• **Problem statement**: Repeat the full listing below verbatim and keep the images out.

• **Source records**:
************
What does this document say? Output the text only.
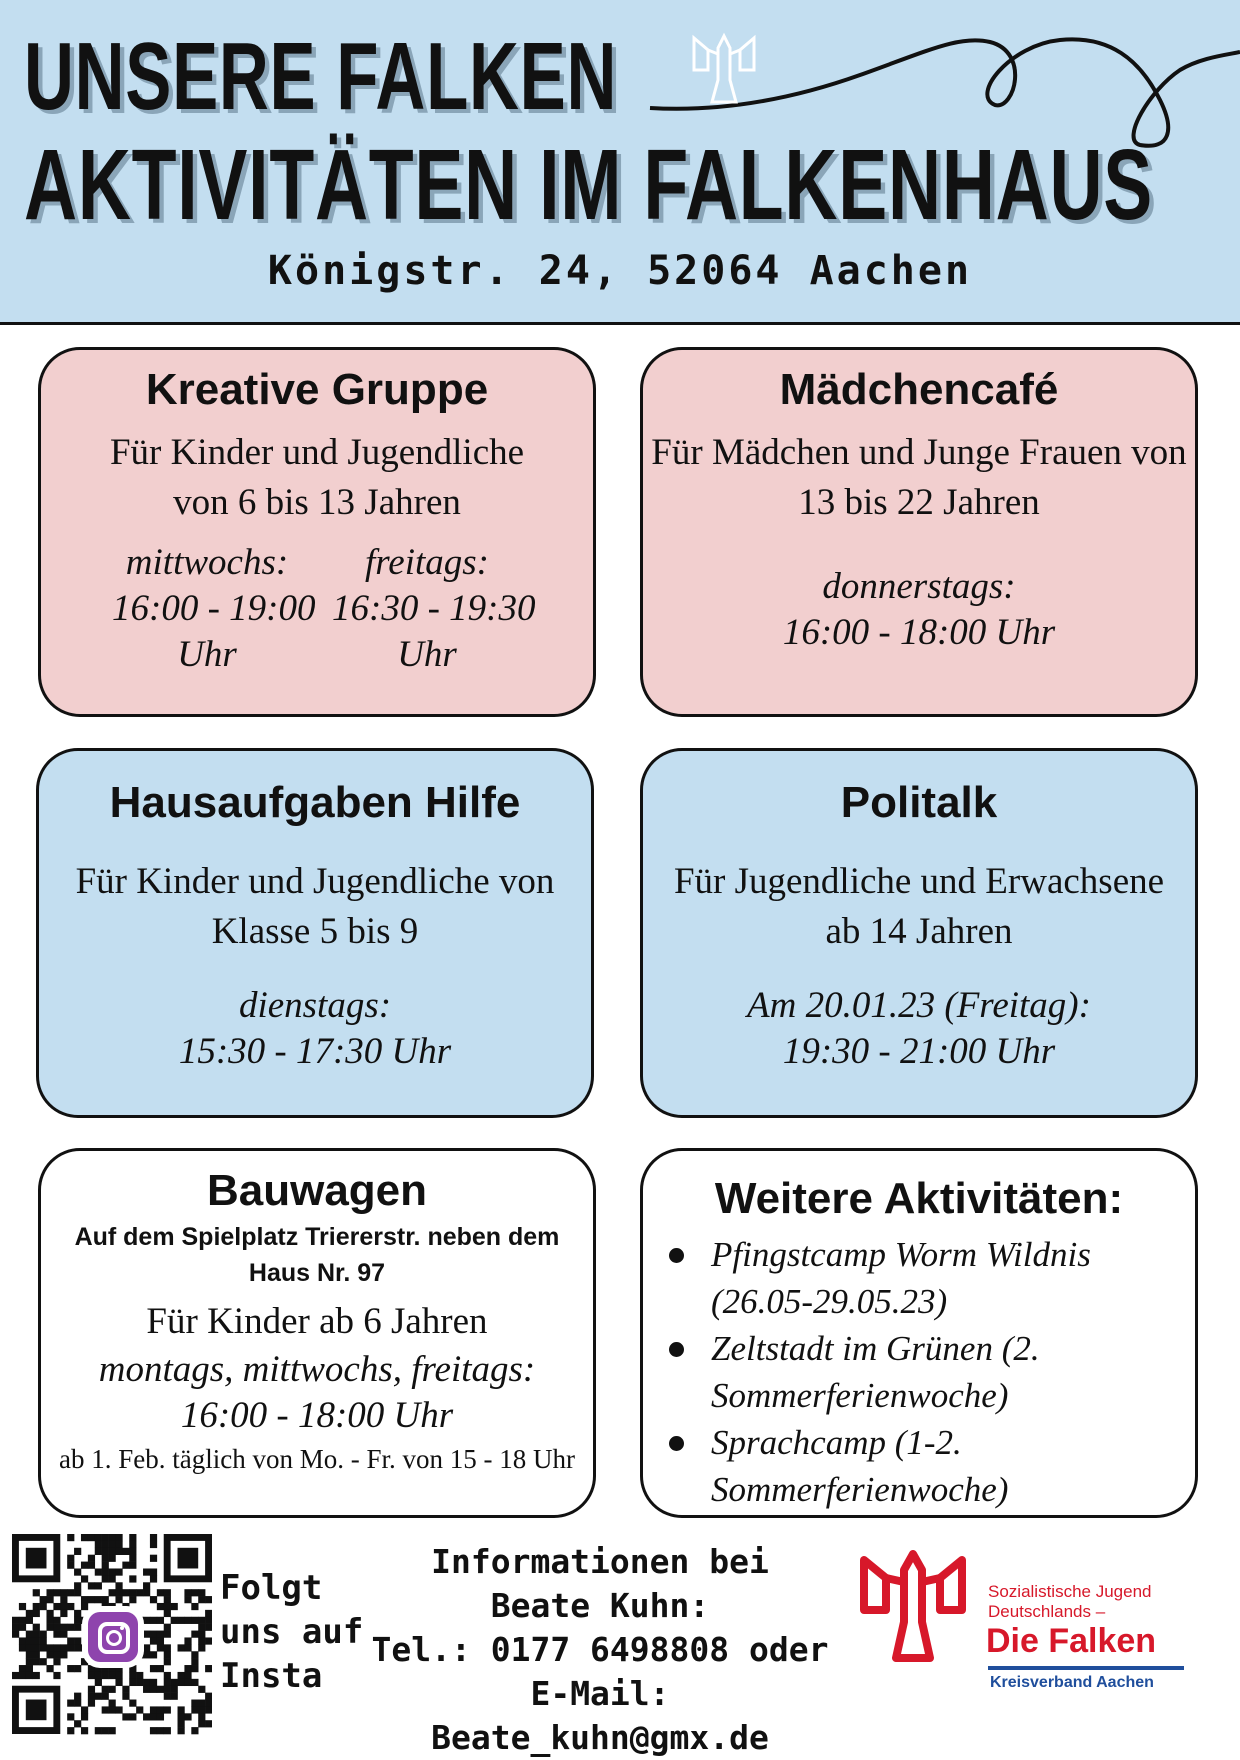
UNSERE FALKEN
AKTIVITÄTEN IM FALKENHAUS
Königstr. 24, 52064 Aachen
Kreative Gruppe
Für Kinder und Jugendliche
von 6 bis 13 Jahren
mittwochs:
16:00 - 19:00
Uhr
freitags:
16:30 - 19:30
Uhr
Mädchencafé
Für Mädchen und Junge Frauen von
13 bis 22 Jahren
donnerstags:
16:00 - 18:00 Uhr
Hausaufgaben Hilfe
Für Kinder und Jugendliche von
Klasse 5 bis 9
dienstags:
15:30 - 17:30 Uhr
Politalk
Für Jugendliche und Erwachsene
ab 14 Jahren
Am 20.01.23 (Freitag):
19:30 - 21:00 Uhr
Bauwagen
Auf dem Spielplatz Triererstr. neben dem
Haus Nr. 97
Für Kinder ab 6 Jahren
montags, mittwochs, freitags:
16:00 - 18:00 Uhr
ab 1. Feb. täglich von Mo. - Fr. von 15 - 18 Uhr
Weitere Aktivitäten:
Pfingstcamp Worm Wildnis (26.05-29.05.23)
Zeltstadt im Grünen (2. Sommerferienwoche)
Sprachcamp (1-2. Sommerferienwoche)
Folgt
uns auf
Insta
Informationen bei
Beate Kuhn:
Tel.: 0177 6498808 oder
E-Mail: Beate_kuhn@gmx.de
Sozialistische Jugend
Deutschlands –
Die Falken
Kreisverband Aachen
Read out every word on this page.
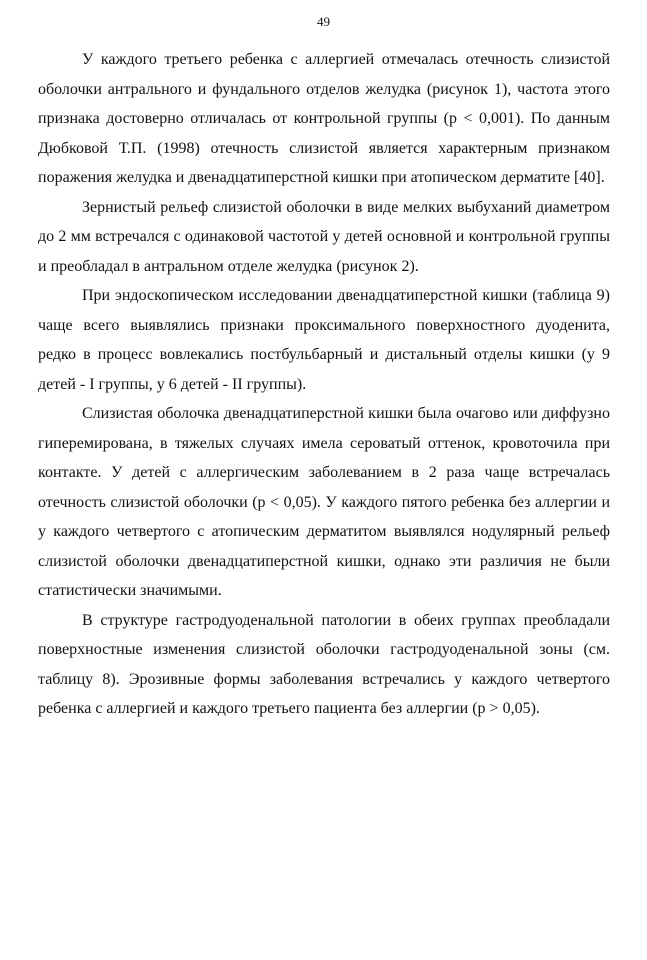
49

У каждого третьего ребенка с аллергией отмечалась отечность слизистой оболочки антрального и фундального отделов желудка (рисунок 1), частота этого признака достоверно отличалась от контрольной группы (р < 0,001). По данным Дюбковой Т.П. (1998) отечность слизистой является характерным признаком поражения желудка и двенадцатиперстной кишки при атопическом дерматите [40].

Зернистый рельеф слизистой оболочки в виде мелких выбуханий диаметром до 2 мм встречался с одинаковой частотой у детей основной и контрольной группы и преобладал в антральном отделе желудка (рисунок 2).

При эндоскопическом исследовании двенадцатиперстной кишки (таблица 9) чаще всего выявлялись признаки проксимального поверхностного дуоденита, редко в процесс вовлекались постбульбарный и дистальный отделы кишки (у 9 детей - I группы, у 6 детей - II группы).

Слизистая оболочка двенадцатиперстной кишки была очагово или диффузно гиперемирована, в тяжелых случаях имела сероватый оттенок, кровоточила при контакте. У детей с аллергическим заболеванием в 2 раза чаще встречалась отечность слизистой оболочки (р < 0,05). У каждого пятого ребенка без аллергии и у каждого четвертого с атопическим дерматитом выявлялся нодулярный рельеф слизистой оболочки двенадцатиперстной кишки, однако эти различия не были статистически значимыми.

В структуре гастродуоденальной патологии в обеих группах преобладали поверхностные изменения слизистой оболочки гастродуоденальной зоны (см. таблицу 8). Эрозивные формы заболевания встречались у каждого четвертого ребенка с аллергией и каждого третьего пациента без аллергии (р > 0,05).
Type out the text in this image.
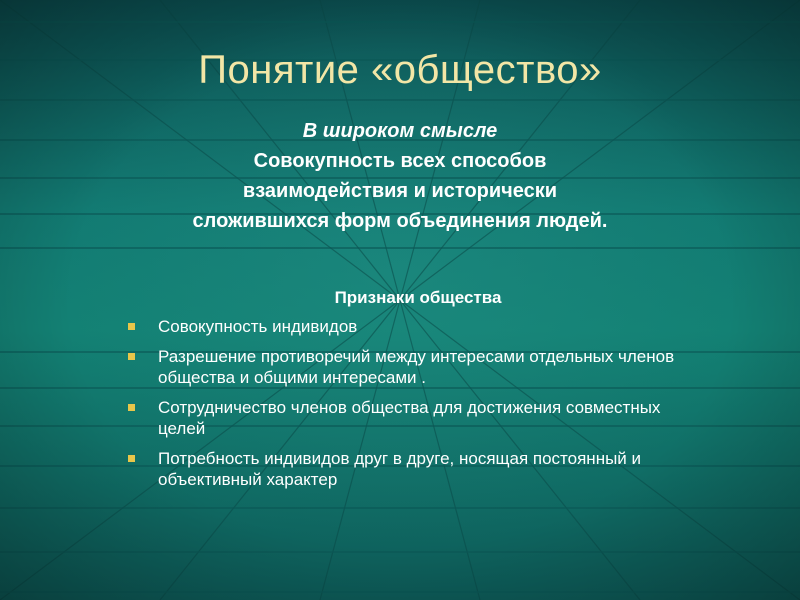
Понятие «общество»
В широком смысле
Совокупность всех способов
взаимодействия и исторически
сложившихся форм объединения людей.
Признаки общества
Совокупность индивидов
Разрешение противоречий между интересами отдельных членов общества и общими интересами .
Сотрудничество членов общества для достижения совместных целей
Потребность индивидов друг в друге, носящая постоянный и объективный характер
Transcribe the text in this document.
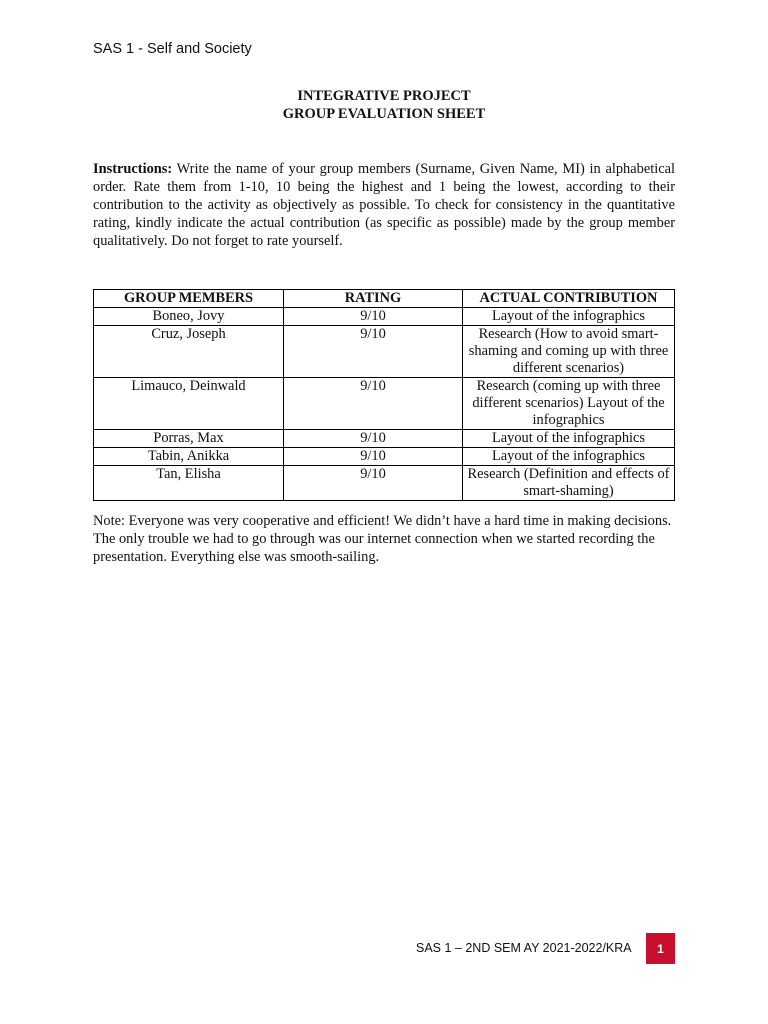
SAS 1 - Self and Society
INTEGRATIVE PROJECT
GROUP EVALUATION SHEET
Instructions: Write the name of your group members (Surname, Given Name, MI) in alphabetical order. Rate them from 1-10, 10 being the highest and 1 being the lowest, according to their contribution to the activity as objectively as possible. To check for consistency in the quantitative rating, kindly indicate the actual contribution (as specific as possible) made by the group member qualitatively. Do not forget to rate yourself.
GROUP MEMBERS	RATING	ACTUAL CONTRIBUTION
Boneo, Jovy	9/10	Layout of the infographics
Cruz, Joseph	9/10	Research (How to avoid smart-shaming and coming up with three different scenarios)
Limauco, Deinwald	9/10	Research (coming up with three different scenarios) Layout of the infographics
Porras, Max	9/10	Layout of the infographics
Tabin, Anikka	9/10	Layout of the infographics
Tan, Elisha	9/10	Research (Definition and effects of smart-shaming)
Note: Everyone was very cooperative and efficient! We didn’t have a hard time in making decisions. The only trouble we had to go through was our internet connection when we started recording the presentation. Everything else was smooth-sailing.
SAS 1 – 2ND SEM AY 2021-2022/KRA	1
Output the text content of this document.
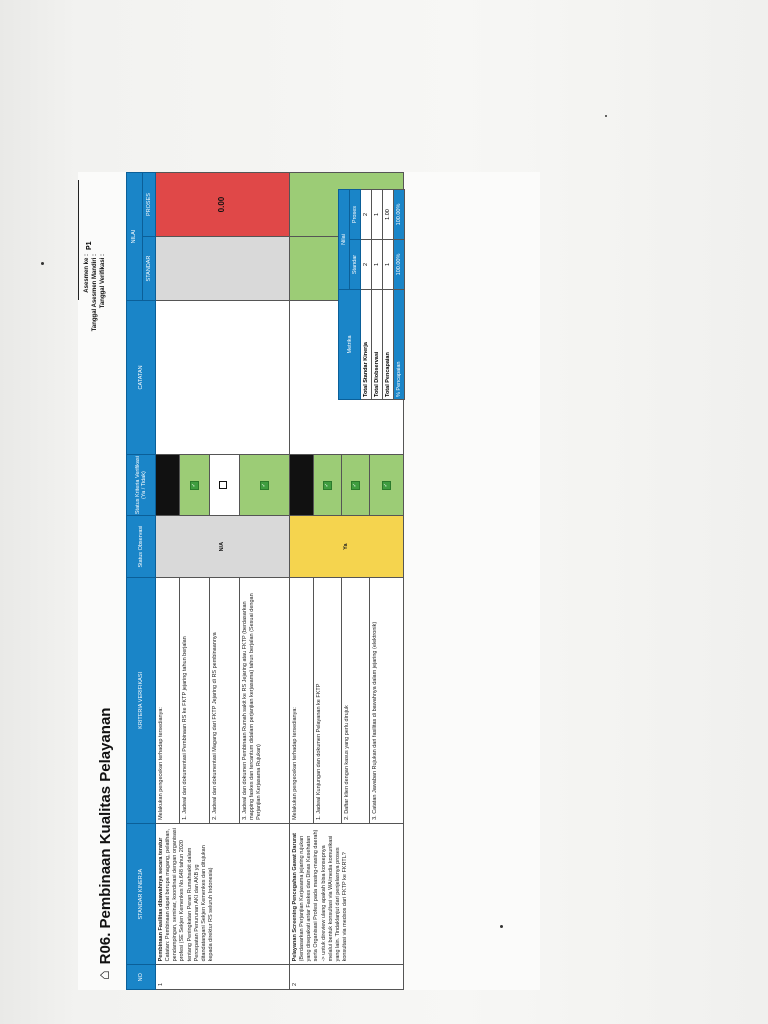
⌂
R06. Pembinaan Kualitas Pelayanan
Asesmen ke : Tanggal Asesmen Mandiri : Tanggal Verifikasi :
P1
NO	STANDAR KINERJA	KRITERIA VERIFIKASI	Status Observasi	Status Kriteria Verifikasi (Ya / Tidak)	CATATAN	NILAI	
						STANDAR	PROSES
1	Pembinaan Fasilitas dibawahnya secara teratur Catatan: Pembinaan dapat berupa magang, pelatihan, pendampingan, seminar, koordinasi dengan organisasi profesi (SE Sekjen Kemenkes No.648 tahun 2020 tentang Peningkatan Peran Rumahsakit dalam Percepatan Penurunan AKI dan AKB yg ditandatangani Sekjen Kemenkes dan ditujukan kepada direktur RS seluruh Indonesia)	Melakukan pengecekan terhadap tersedianya:	N/A				0.00
		1. Jadwal dan dokumentasi Pembinaan RS ke FKTP jejaring tahun berjalan		✓			
		2. Jadwal dan dokumentasi Magang dari FKTP Jejaring di RS pembinaannya					
		3. Jadwal dan dokumen Pembinaan Rumah sakit ke RS Jejaring atau FKTP (berdasarkan mapping faskes dan tercantum didalam perjanjian kerjasama) tahun berjalan (Sesuai dengan Perjanjian Kerjasama Rujukan)		✓			
2	Pelayanan Screening Pencegahan Gawat Darurat (Berdasarkan Perjanjian Kerjasama jejaring rujukan yang disepakati antar Faskes dan Dinas Kesehatan serta Organisasi Profesi pada masing-masing daerah) -> untuk direview ulang apakah bisa konsepnya melalui bentuk konsultasi via WA/media komunikasi yang lain. Tindaklanjut dari penjelasnya proses konsultasi via medsos dari FKTP ke FKRTL?	Melakukan pengecekan terhadap tersedianya:	Ya				
		1. Jadwal Kunjungan dan dokumen Pelayanan ke FKTP		✓			
		2. Daftar klien dengan kasus yang perlu dirujuk		✓			
		3. Catatan Jawaban Rujukan dari fasilitas di bawahnya dalam jejaring (elektronik)		✓			
Metrika	Nilai	
	Standar	Proses
Total Standar Kinerja	2	2
Total Diobservasi	1	1
Total Pencapaian	1	1.00
% Pencapaian	100.00%	100.00%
************
• **Solution for this exercise**:
What does this document say? Output the text only.
UNSERE FALKEN
AKTIVITÄTEN IM FALKENHAUS
Königstr. 24, 52064 Aachen
Kreative Gruppe
Für Kinder und Jugendliche
von 6 bis 13 Jahren
mittwochs:
16:00 - 19:00
Uhr
freitags:
16:30 - 19:30
Uhr
Mädchencafé
Für Mädchen und Junge Frauen von
13 bis 22 Jahren
donnerstags:
16:00 - 18:00 Uhr
Hausaufgaben Hilfe
Für Kinder und Jugendliche von
Klasse 5 bis 9
dienstags:
15:30 - 17:30 Uhr
Politalk
Für Jugendliche und Erwachsene
ab 14 Jahren
Am 20.01.23 (Freitag):
19:30 - 21:00 Uhr
Bauwagen
Auf dem Spielplatz Triererstr. neben dem
Haus Nr. 97
Für Kinder ab 6 Jahren
montags, mittwochs, freitags:
16:00 - 18:00 Uhr
ab 1. Feb. täglich von Mo. - Fr. von 15 - 18 Uhr
Weitere Aktivitäten:
Pfingstcamp Worm Wildnis (26.05-29.05.23)
Zeltstadt im Grünen (2. Sommerferienwoche)
Sprachcamp (1-2. Sommerferienwoche)
Folgt
uns auf
Insta
Informationen bei
Beate Kuhn:
Tel.: 0177 6498808 oder
E-Mail: Beate_kuhn@gmx.de
Sozialistische Jugend
Deutschlands –
Die Falken
Kreisverband Aachen
Read out every word on this page.
49

У каждого третьего ребенка с аллергией отмечалась отечность слизистой оболочки антрального и фундального отделов желудка (рисунок 1), частота этого признака достоверно отличалась от контрольной группы (р < 0,001). По данным Дюбковой Т.П. (1998) отечность слизистой является характерным признаком поражения желудка и двенадцатиперстной кишки при атопическом дерматите [40].

Зернистый рельеф слизистой оболочки в виде мелких выбуханий диаметром до 2 мм встречался с одинаковой частотой у детей основной и контрольной группы и преобладал в антральном отделе желудка (рисунок 2).

При эндоскопическом исследовании двенадцатиперстной кишки (таблица 9) чаще всего выявлялись признаки проксимального поверхностного дуоденита, редко в процесс вовлекались постбульбарный и дистальный отделы кишки (у 9 детей - I группы, у 6 детей - II группы).

Слизистая оболочка двенадцатиперстной кишки была очагово или диффузно гиперемирована, в тяжелых случаях имела сероватый оттенок, кровоточила при контакте. У детей с аллергическим заболеванием в 2 раза чаще встречалась отечность слизистой оболочки (р < 0,05). У каждого пятого ребенка без аллергии и у каждого четвертого с атопическим дерматитом выявлялся нодулярный рельеф слизистой оболочки двенадцатиперстной кишки, однако эти различия не были статистически значимыми.

В структуре гастродуоденальной патологии в обеих группах преобладали поверхностные изменения слизистой оболочки гастродуоденальной зоны (см. таблицу 8). Эрозивные формы заболевания встречались у каждого четвертого ребенка с аллергией и каждого третьего пациента без аллергии (р > 0,05).
Type out the text in this image.
Понятие «общество»
В широком смысле
Совокупность всех способов
взаимодействия и исторически
сложившихся форм объединения людей.
Признаки общества
Совокупность индивидов
Разрешение противоречий между интересами отдельных членов общества и общими интересами .
Сотрудничество членов общества для достижения совместных целей
Потребность индивидов друг в друге, носящая постоянный и объективный характер
Transcribe the text in this document.
SAS 1 - Self and Society
INTEGRATIVE PROJECT
GROUP EVALUATION SHEET
Instructions: Write the name of your group members (Surname, Given Name, MI) in alphabetical order. Rate them from 1-10, 10 being the highest and 1 being the lowest, according to their contribution to the activity as objectively as possible. To check for consistency in the quantitative rating, kindly indicate the actual contribution (as specific as possible) made by the group member qualitatively. Do not forget to rate yourself.
GROUP MEMBERS	RATING	ACTUAL CONTRIBUTION
Boneo, Jovy	9/10	Layout of the infographics
Cruz, Joseph	9/10	Research (How to avoid smart-shaming and coming up with three different scenarios)
Limauco, Deinwald	9/10	Research (coming up with three different scenarios) Layout of the infographics
Porras, Max	9/10	Layout of the infographics
Tabin, Anikka	9/10	Layout of the infographics
Tan, Elisha	9/10	Research (Definition and effects of smart-shaming)
Note: Everyone was very cooperative and efficient! We didn’t have a hard time in making decisions. The only trouble we had to go through was our internet connection when we started recording the presentation. Everything else was smooth-sailing.
SAS 1 – 2ND SEM AY 2021-2022/KRA	1
Output the text content of this document.
⌂
R06. Pembinaan Kualitas Pelayanan
Asesmen ke : Tanggal Asesmen Mandiri : Tanggal Verifikasi :
P1
NO	STANDAR KINERJA	KRITERIA VERIFIKASI	Status Observasi	Status Kriteria Verifikasi (Ya / Tidak)	CATATAN	NILAI	
						STANDAR	PROSES
1	Pembinaan Fasilitas dibawahnya secara teratur Catatan: Pembinaan dapat berupa magang, pelatihan, pendampingan, seminar, koordinasi dengan organisasi profesi (SE Sekjen Kemenkes No.648 tahun 2020 tentang Peningkatan Peran Rumahsakit dalam Percepatan Penurunan AKI dan AKB yg ditandatangani Sekjen Kemenkes dan ditujukan kepada direktur RS seluruh Indonesia)	Melakukan pengecekan terhadap tersedianya:	N/A				0.00
		1. Jadwal dan dokumentasi Pembinaan RS ke FKTP jejaring tahun berjalan		✓			
		2. Jadwal dan dokumentasi Magang dari FKTP Jejaring di RS pembinaannya					
		3. Jadwal dan dokumen Pembinaan Rumah sakit ke RS Jejaring atau FKTP (berdasarkan mapping faskes dan tercantum didalam perjanjian kerjasama) tahun berjalan (Sesuai dengan Perjanjian Kerjasama Rujukan)		✓			
2	Pelayanan Screening Pencegahan Gawat Darurat (Berdasarkan Perjanjian Kerjasama jejaring rujukan yang disepakati antar Faskes dan Dinas Kesehatan serta Organisasi Profesi pada masing-masing daerah) -> untuk direview ulang apakah bisa konsepnya melalui bentuk konsultasi via WA/media komunikasi yang lain. Tindaklanjut dari penjelasnya proses konsultasi via medsos dari FKTP ke FKRTL?	Melakukan pengecekan terhadap tersedianya:	Ya				
		1. Jadwal Kunjungan dan dokumen Pelayanan ke FKTP		✓			
		2. Daftar klien dengan kasus yang perlu dirujuk		✓			
		3. Catatan Jawaban Rujukan dari fasilitas di bawahnya dalam jejaring (elektronik)		✓			
Metrika	Nilai	
	Standar	Proses
Total Standar Kinerja	2	2
Total Diobservasi	1	1
Total Pencapaian	1	1.00
% Pencapaian	100.00%	100.00%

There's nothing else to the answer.